Problem: Copy every line of the listing below word for word, leaving out the pictures.

Exercise inputs:
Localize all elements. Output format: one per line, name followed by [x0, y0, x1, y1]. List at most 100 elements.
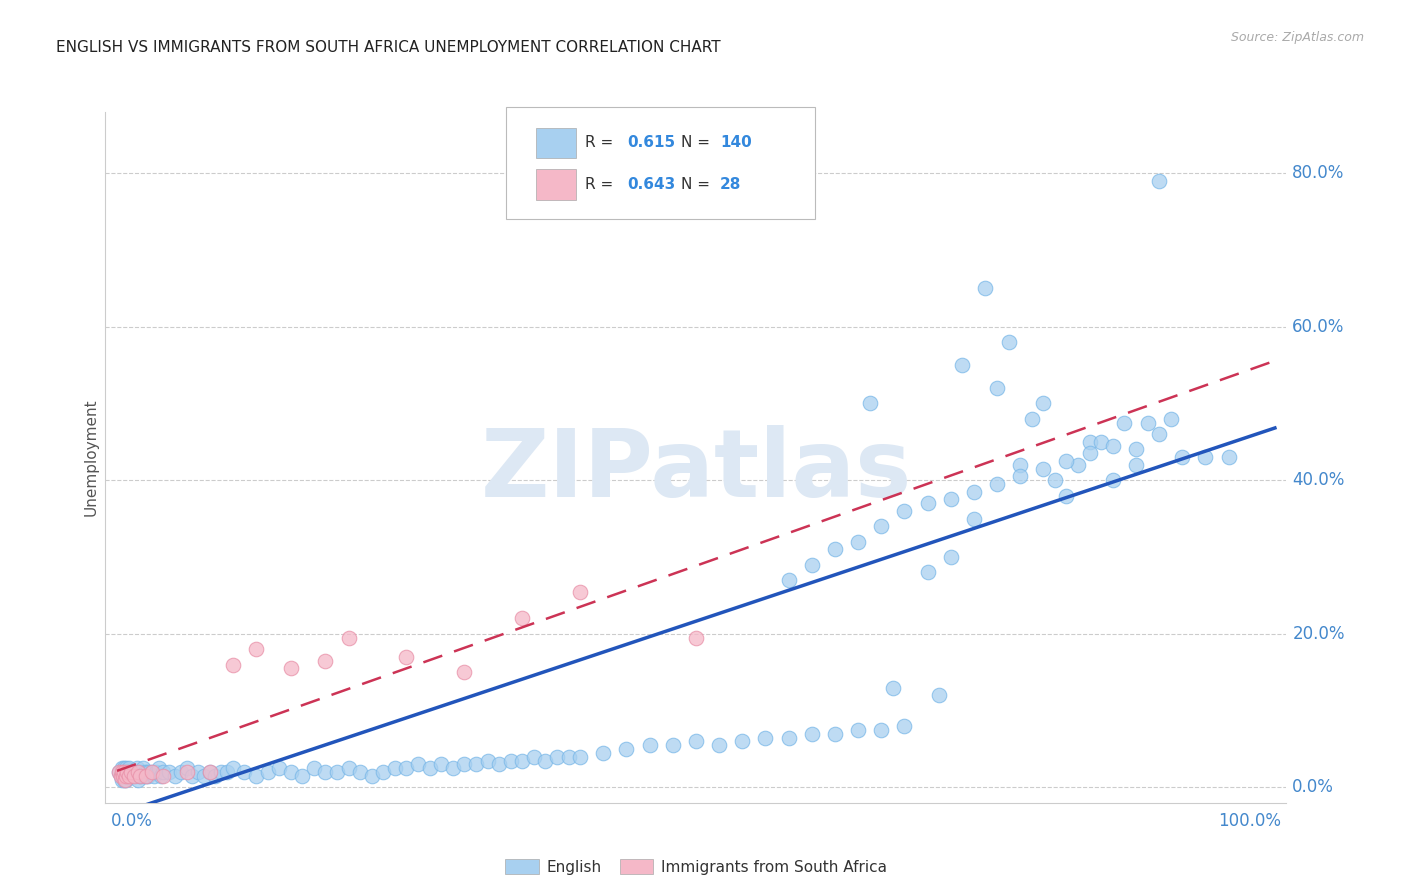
Point — [592, 746, 614, 760]
Point — [453, 757, 475, 772]
Point — [215, 765, 238, 780]
Point — [569, 584, 592, 599]
Point — [384, 761, 406, 775]
Point — [859, 396, 882, 410]
Point — [120, 765, 142, 780]
Point — [441, 761, 464, 775]
Point — [141, 765, 163, 780]
Point — [373, 765, 395, 780]
Text: ENGLISH VS IMMIGRANTS FROM SOUTH AFRICA UNEMPLOYMENT CORRELATION CHART: ENGLISH VS IMMIGRANTS FROM SOUTH AFRICA … — [56, 40, 721, 55]
Point — [193, 769, 215, 783]
Point — [117, 765, 139, 780]
Point — [1101, 439, 1123, 453]
Point — [1010, 469, 1032, 483]
Point — [117, 769, 139, 783]
Point — [138, 765, 160, 780]
Point — [117, 769, 139, 783]
Text: 40.0%: 40.0% — [1292, 471, 1344, 489]
Point — [131, 761, 153, 775]
Point — [997, 334, 1019, 349]
Point — [145, 765, 167, 780]
Point — [108, 765, 131, 780]
Point — [360, 769, 382, 783]
Point — [112, 761, 135, 775]
Text: 100.0%: 100.0% — [1218, 812, 1281, 830]
Point — [111, 769, 134, 783]
Point — [1147, 173, 1170, 188]
Point — [499, 754, 522, 768]
Text: N =: N = — [681, 136, 714, 150]
Point — [112, 765, 135, 780]
Point — [893, 504, 915, 518]
Point — [349, 765, 371, 780]
Point — [430, 757, 453, 772]
Point — [181, 769, 204, 783]
Point — [1147, 427, 1170, 442]
Point — [170, 765, 193, 780]
Point — [314, 654, 336, 668]
Point — [1160, 411, 1182, 425]
Point — [152, 765, 174, 780]
Legend: English, Immigrants from South Africa: English, Immigrants from South Africa — [505, 859, 887, 875]
Point — [453, 665, 475, 680]
Point — [986, 381, 1008, 395]
Text: R =: R = — [585, 136, 619, 150]
Point — [557, 749, 579, 764]
Point — [150, 769, 173, 783]
Point — [280, 661, 302, 675]
Point — [117, 765, 139, 780]
Point — [419, 761, 441, 775]
Point — [114, 765, 136, 780]
Point — [135, 769, 157, 783]
Point — [800, 558, 823, 572]
Point — [950, 358, 973, 372]
Point — [882, 681, 904, 695]
Point — [1171, 450, 1194, 464]
Point — [395, 761, 418, 775]
Point — [141, 765, 163, 780]
Point — [1101, 473, 1123, 487]
Point — [222, 761, 245, 775]
Point — [846, 723, 869, 737]
Point — [1136, 416, 1159, 430]
Point — [510, 611, 533, 625]
Point — [114, 772, 136, 787]
Text: 140: 140 — [720, 136, 752, 150]
Point — [245, 769, 267, 783]
Point — [1067, 458, 1090, 472]
Point — [1078, 446, 1101, 460]
Point — [143, 769, 166, 783]
Point — [163, 769, 186, 783]
Point — [124, 769, 146, 783]
Point — [148, 761, 170, 775]
Point — [800, 726, 823, 740]
Point — [198, 765, 221, 780]
Point — [111, 765, 134, 780]
Point — [1021, 411, 1043, 425]
Point — [136, 765, 159, 780]
Point — [136, 769, 159, 783]
Point — [291, 769, 314, 783]
Point — [465, 757, 488, 772]
Point — [1043, 473, 1066, 487]
Point — [523, 749, 546, 764]
Text: ZIPatlas: ZIPatlas — [481, 425, 911, 517]
Point — [326, 765, 349, 780]
Point — [685, 631, 707, 645]
Point — [939, 492, 962, 507]
Point — [1032, 396, 1054, 410]
Point — [963, 511, 986, 525]
Point — [269, 761, 291, 775]
Point — [302, 761, 325, 775]
Point — [129, 769, 152, 783]
Text: N =: N = — [681, 178, 714, 192]
Point — [280, 765, 302, 780]
Point — [127, 765, 149, 780]
Point — [132, 769, 155, 783]
Point — [108, 765, 131, 780]
Point — [135, 769, 157, 783]
Point — [121, 769, 143, 783]
Text: 60.0%: 60.0% — [1292, 318, 1344, 335]
Point — [127, 772, 149, 787]
Text: 28: 28 — [720, 178, 741, 192]
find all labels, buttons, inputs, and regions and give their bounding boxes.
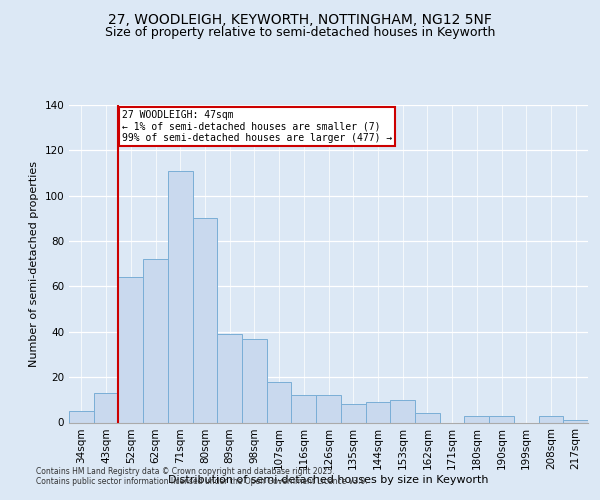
Y-axis label: Number of semi-detached properties: Number of semi-detached properties [29, 161, 39, 367]
Bar [563, 420, 588, 422]
Bar [69, 411, 94, 422]
X-axis label: Distribution of semi-detached houses by size in Keyworth: Distribution of semi-detached houses by … [168, 475, 489, 485]
Bar [168, 171, 193, 422]
Bar [316, 396, 341, 422]
Bar [390, 400, 415, 422]
Bar [489, 416, 514, 422]
Bar [539, 416, 563, 422]
Bar [242, 338, 267, 422]
Bar [118, 278, 143, 422]
Bar [341, 404, 365, 422]
Bar [193, 218, 217, 422]
Text: Size of property relative to semi-detached houses in Keyworth: Size of property relative to semi-detach… [105, 26, 495, 39]
Text: 27 WOODLEIGH: 47sqm
← 1% of semi-detached houses are smaller (7)
99% of semi-det: 27 WOODLEIGH: 47sqm ← 1% of semi-detache… [122, 110, 392, 142]
Bar [415, 414, 440, 422]
Bar [292, 396, 316, 422]
Bar [464, 416, 489, 422]
Text: Contains public sector information licensed under the Open Government Licence v3: Contains public sector information licen… [36, 477, 368, 486]
Bar [94, 393, 118, 422]
Bar [217, 334, 242, 422]
Bar [143, 259, 168, 422]
Bar [365, 402, 390, 422]
Bar [267, 382, 292, 422]
Text: Contains HM Land Registry data © Crown copyright and database right 2025.: Contains HM Land Registry data © Crown c… [36, 467, 335, 476]
Text: 27, WOODLEIGH, KEYWORTH, NOTTINGHAM, NG12 5NF: 27, WOODLEIGH, KEYWORTH, NOTTINGHAM, NG1… [108, 12, 492, 26]
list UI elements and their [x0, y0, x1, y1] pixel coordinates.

Output:
Localize all elements. Output format: one per line, name followed by [x0, y0, x1, y1]. List at most 100 elements.
Point — [592, 746, 614, 760]
Point — [453, 757, 475, 772]
Point — [215, 765, 238, 780]
Point — [569, 584, 592, 599]
Point — [384, 761, 406, 775]
Point — [859, 396, 882, 410]
Point — [120, 765, 142, 780]
Point — [441, 761, 464, 775]
Point — [141, 765, 163, 780]
Point — [373, 765, 395, 780]
Text: ENGLISH VS IMMIGRANTS FROM SOUTH AFRICA UNEMPLOYMENT CORRELATION CHART: ENGLISH VS IMMIGRANTS FROM SOUTH AFRICA … — [56, 40, 721, 55]
Point — [193, 769, 215, 783]
Point — [117, 765, 139, 780]
Point — [1101, 439, 1123, 453]
Point — [1010, 469, 1032, 483]
Point — [117, 769, 139, 783]
Point — [138, 765, 160, 780]
Point — [117, 769, 139, 783]
Text: 40.0%: 40.0% — [1292, 471, 1344, 489]
Point — [131, 761, 153, 775]
Point — [997, 334, 1019, 349]
Point — [145, 765, 167, 780]
Point — [108, 765, 131, 780]
Point — [360, 769, 382, 783]
Point — [112, 761, 135, 775]
Text: 100.0%: 100.0% — [1218, 812, 1281, 830]
Point — [111, 769, 134, 783]
Point — [1147, 173, 1170, 188]
Point — [499, 754, 522, 768]
Text: N =: N = — [681, 136, 714, 150]
Point — [112, 765, 135, 780]
Point — [893, 504, 915, 518]
Point — [349, 765, 371, 780]
Point — [430, 757, 453, 772]
Point — [181, 769, 204, 783]
Point — [1147, 427, 1170, 442]
Point — [170, 765, 193, 780]
Point — [314, 654, 336, 668]
Point — [1160, 411, 1182, 425]
Point — [152, 765, 174, 780]
Legend: English, Immigrants from South Africa: English, Immigrants from South Africa — [505, 859, 887, 875]
Point — [453, 665, 475, 680]
Point — [986, 381, 1008, 395]
Text: R =: R = — [585, 136, 619, 150]
Point — [557, 749, 579, 764]
Point — [150, 769, 173, 783]
Point — [280, 661, 302, 675]
Point — [117, 765, 139, 780]
Point — [419, 761, 441, 775]
Point — [114, 765, 136, 780]
Point — [135, 769, 157, 783]
Point — [800, 558, 823, 572]
Point — [950, 358, 973, 372]
Point — [882, 681, 904, 695]
Point — [1171, 450, 1194, 464]
Point — [395, 761, 418, 775]
Point — [141, 765, 163, 780]
Point — [1101, 473, 1123, 487]
Point — [222, 761, 245, 775]
Point — [846, 723, 869, 737]
Point — [1136, 416, 1159, 430]
Point — [510, 611, 533, 625]
Point — [114, 772, 136, 787]
Text: 140: 140 — [720, 136, 752, 150]
Point — [245, 769, 267, 783]
Point — [1067, 458, 1090, 472]
Point — [1078, 446, 1101, 460]
Point — [143, 769, 166, 783]
Point — [163, 769, 186, 783]
Point — [124, 769, 146, 783]
Point — [148, 761, 170, 775]
Point — [800, 726, 823, 740]
Point — [198, 765, 221, 780]
Point — [111, 765, 134, 780]
Point — [1021, 411, 1043, 425]
Point — [136, 765, 159, 780]
Point — [136, 769, 159, 783]
Point — [291, 769, 314, 783]
Point — [465, 757, 488, 772]
Point — [1043, 473, 1066, 487]
Point — [523, 749, 546, 764]
Text: ZIPatlas: ZIPatlas — [481, 425, 911, 517]
Point — [326, 765, 349, 780]
Point — [685, 631, 707, 645]
Point — [939, 492, 962, 507]
Point — [1032, 396, 1054, 410]
Point — [963, 511, 986, 525]
Point — [269, 761, 291, 775]
Point — [302, 761, 325, 775]
Point — [129, 769, 152, 783]
Text: N =: N = — [681, 178, 714, 192]
Point — [280, 765, 302, 780]
Point — [127, 765, 149, 780]
Point — [132, 769, 155, 783]
Point — [108, 765, 131, 780]
Point — [135, 769, 157, 783]
Point — [121, 769, 143, 783]
Text: 60.0%: 60.0% — [1292, 318, 1344, 335]
Point — [127, 772, 149, 787]
Text: 28: 28 — [720, 178, 741, 192]
find all labels, buttons, inputs, and regions and give their bounding boxes.
Y-axis label: Number of semi-detached properties: Number of semi-detached properties [29, 161, 39, 367]
Bar [563, 420, 588, 422]
Bar [69, 411, 94, 422]
X-axis label: Distribution of semi-detached houses by size in Keyworth: Distribution of semi-detached houses by … [168, 475, 489, 485]
Bar [168, 171, 193, 422]
Bar [316, 396, 341, 422]
Bar [390, 400, 415, 422]
Bar [489, 416, 514, 422]
Bar [539, 416, 563, 422]
Bar [242, 338, 267, 422]
Bar [118, 278, 143, 422]
Bar [341, 404, 365, 422]
Bar [193, 218, 217, 422]
Text: Size of property relative to semi-detached houses in Keyworth: Size of property relative to semi-detach… [105, 26, 495, 39]
Text: 27 WOODLEIGH: 47sqm
← 1% of semi-detached houses are smaller (7)
99% of semi-det: 27 WOODLEIGH: 47sqm ← 1% of semi-detache… [122, 110, 392, 142]
Bar [415, 414, 440, 422]
Bar [292, 396, 316, 422]
Bar [464, 416, 489, 422]
Text: Contains public sector information licensed under the Open Government Licence v3: Contains public sector information licen… [36, 477, 368, 486]
Bar [94, 393, 118, 422]
Bar [217, 334, 242, 422]
Bar [143, 259, 168, 422]
Bar [365, 402, 390, 422]
Bar [267, 382, 292, 422]
Text: Contains HM Land Registry data © Crown copyright and database right 2025.: Contains HM Land Registry data © Crown c… [36, 467, 335, 476]
Text: 27, WOODLEIGH, KEYWORTH, NOTTINGHAM, NG12 5NF: 27, WOODLEIGH, KEYWORTH, NOTTINGHAM, NG1… [108, 12, 492, 26]
list UI elements and their [x0, y0, x1, y1] pixel coordinates.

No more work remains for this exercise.